___ Given information ___

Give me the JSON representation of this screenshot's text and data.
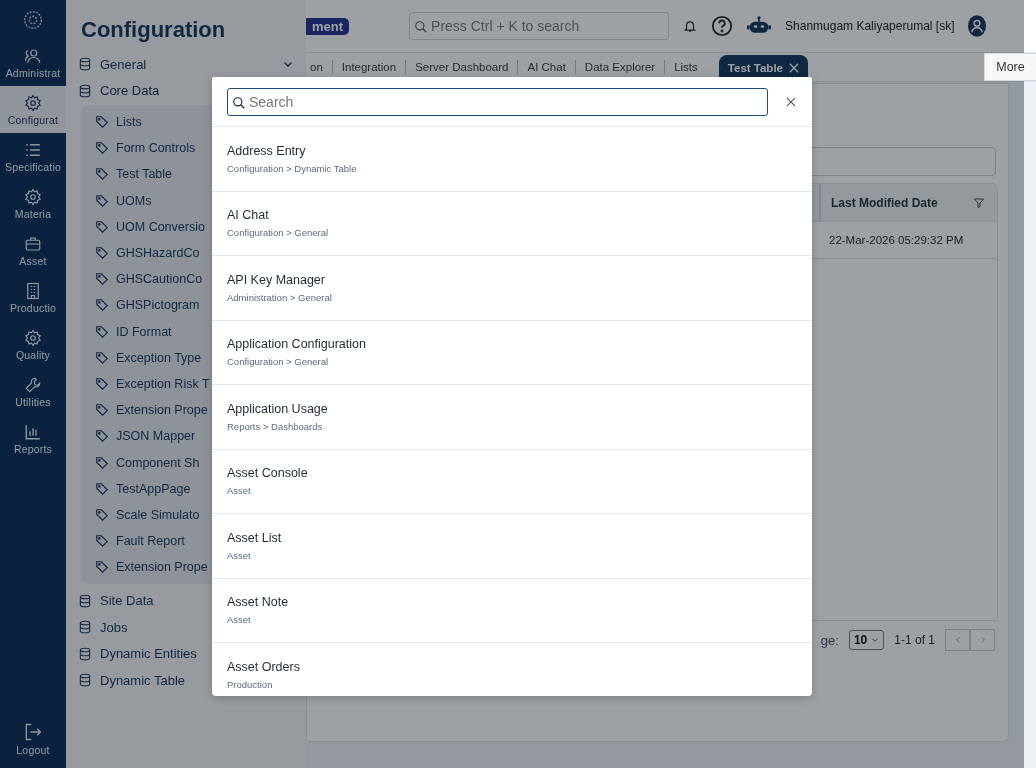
{
  "rail": {
    "items": [
      {
        "label": "Administrat",
        "selected": false
      },
      {
        "label": "Configurat",
        "selected": true
      },
      {
        "label": "Specificatio",
        "selected": false
      },
      {
        "label": "Materia",
        "selected": false
      },
      {
        "label": "Asset",
        "selected": false
      },
      {
        "label": "Productio",
        "selected": false
      },
      {
        "label": "Quality",
        "selected": false
      },
      {
        "label": "Utilities",
        "selected": false
      },
      {
        "label": "Reports",
        "selected": false
      }
    ],
    "logout": "Logout"
  },
  "config_panel": {
    "title": "Configuration",
    "groups": [
      {
        "label": "General",
        "expanded": false
      },
      {
        "label": "Core Data",
        "expanded": true,
        "children": [
          "Lists",
          "Form Controls",
          "Test Table",
          "UOMs",
          "UOM Conversio",
          "GHSHazardCo",
          "GHSCautionCo",
          "GHSPictogram",
          "ID Format",
          "Exception Type",
          "Exception Risk T",
          "Extension Prope",
          "JSON Mapper",
          "Component Sh",
          "TestAppPage",
          "Scale Simulato",
          "Fault Report",
          "Extension Prope"
        ]
      },
      {
        "label": "Site Data",
        "expanded": false
      },
      {
        "label": "Jobs",
        "expanded": false
      },
      {
        "label": "Dynamic Entities",
        "expanded": false
      },
      {
        "label": "Dynamic Table",
        "expanded": false
      }
    ]
  },
  "header": {
    "badge": "ment",
    "search_placeholder": "Press Ctrl + K to search",
    "user": "Shanmugam Kaliyaperumal [sk]"
  },
  "tabs": [
    {
      "label": "on",
      "selected": false
    },
    {
      "label": "Integration",
      "selected": false
    },
    {
      "label": "Server Dashboard",
      "selected": false
    },
    {
      "label": "AI Chat",
      "selected": false
    },
    {
      "label": "Data Explorer",
      "selected": false
    },
    {
      "label": "Lists",
      "selected": false
    },
    {
      "label": "Test Table",
      "selected": true
    }
  ],
  "more_button": "More",
  "table": {
    "column": "Last Modified Date",
    "rows": [
      "22-Mar-2026 05:29:32 PM"
    ]
  },
  "pagination": {
    "label": "ge:",
    "page_size": "10",
    "range": "1-1 of 1"
  },
  "search_dialog": {
    "placeholder": "Search",
    "results": [
      {
        "title": "Address Entry",
        "path": "Configuration > Dynamic Table"
      },
      {
        "title": "AI Chat",
        "path": "Configuration > General"
      },
      {
        "title": "API Key Manager",
        "path": "Administration > General"
      },
      {
        "title": "Application Configuration",
        "path": "Configuration > General"
      },
      {
        "title": "Application Usage",
        "path": "Reports > Dashboards"
      },
      {
        "title": "Asset Console",
        "path": "Asset"
      },
      {
        "title": "Asset List",
        "path": "Asset"
      },
      {
        "title": "Asset Note",
        "path": "Asset"
      },
      {
        "title": "Asset Orders",
        "path": "Production"
      }
    ]
  }
}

___

Short task: Write the records above out again exactly, with no pictures in your copy.

Expected answer:
Give me the JSON representation of this screenshot's text and data.
{
  "rail": {
    "items": [
      {
        "label": "Administrat",
        "selected": false
      },
      {
        "label": "Configurat",
        "selected": true
      },
      {
        "label": "Specificatio",
        "selected": false
      },
      {
        "label": "Materia",
        "selected": false
      },
      {
        "label": "Asset",
        "selected": false
      },
      {
        "label": "Productio",
        "selected": false
      },
      {
        "label": "Quality",
        "selected": false
      },
      {
        "label": "Utilities",
        "selected": false
      },
      {
        "label": "Reports",
        "selected": false
      }
    ],
    "logout": "Logout"
  },
  "config_panel": {
    "title": "Configuration",
    "groups": [
      {
        "label": "General",
        "expanded": false
      },
      {
        "label": "Core Data",
        "expanded": true,
        "children": [
          "Lists",
          "Form Controls",
          "Test Table",
          "UOMs",
          "UOM Conversio",
          "GHSHazardCo",
          "GHSCautionCo",
          "GHSPictogram",
          "ID Format",
          "Exception Type",
          "Exception Risk T",
          "Extension Prope",
          "JSON Mapper",
          "Component Sh",
          "TestAppPage",
          "Scale Simulato",
          "Fault Report",
          "Extension Prope"
        ]
      },
      {
        "label": "Site Data",
        "expanded": false
      },
      {
        "label": "Jobs",
        "expanded": false
      },
      {
        "label": "Dynamic Entities",
        "expanded": false
      },
      {
        "label": "Dynamic Table",
        "expanded": false
      }
    ]
  },
  "header": {
    "badge": "ment",
    "search_placeholder": "Press Ctrl + K to search",
    "user": "Shanmugam Kaliyaperumal [sk]"
  },
  "tabs": [
    {
      "label": "on",
      "selected": false
    },
    {
      "label": "Integration",
      "selected": false
    },
    {
      "label": "Server Dashboard",
      "selected": false
    },
    {
      "label": "AI Chat",
      "selected": false
    },
    {
      "label": "Data Explorer",
      "selected": false
    },
    {
      "label": "Lists",
      "selected": false
    },
    {
      "label": "Test Table",
      "selected": true
    }
  ],
  "more_button": "More",
  "table": {
    "column": "Last Modified Date",
    "rows": [
      "22-Mar-2026 05:29:32 PM"
    ]
  },
  "pagination": {
    "label": "ge:",
    "page_size": "10",
    "range": "1-1 of 1"
  },
  "search_dialog": {
    "placeholder": "Search",
    "results": [
      {
        "title": "Address Entry",
        "path": "Configuration > Dynamic Table"
      },
      {
        "title": "AI Chat",
        "path": "Configuration > General"
      },
      {
        "title": "API Key Manager",
        "path": "Administration > General"
      },
      {
        "title": "Application Configuration",
        "path": "Configuration > General"
      },
      {
        "title": "Application Usage",
        "path": "Reports > Dashboards"
      },
      {
        "title": "Asset Console",
        "path": "Asset"
      },
      {
        "title": "Asset List",
        "path": "Asset"
      },
      {
        "title": "Asset Note",
        "path": "Asset"
      },
      {
        "title": "Asset Orders",
        "path": "Production"
      }
    ]
  }
}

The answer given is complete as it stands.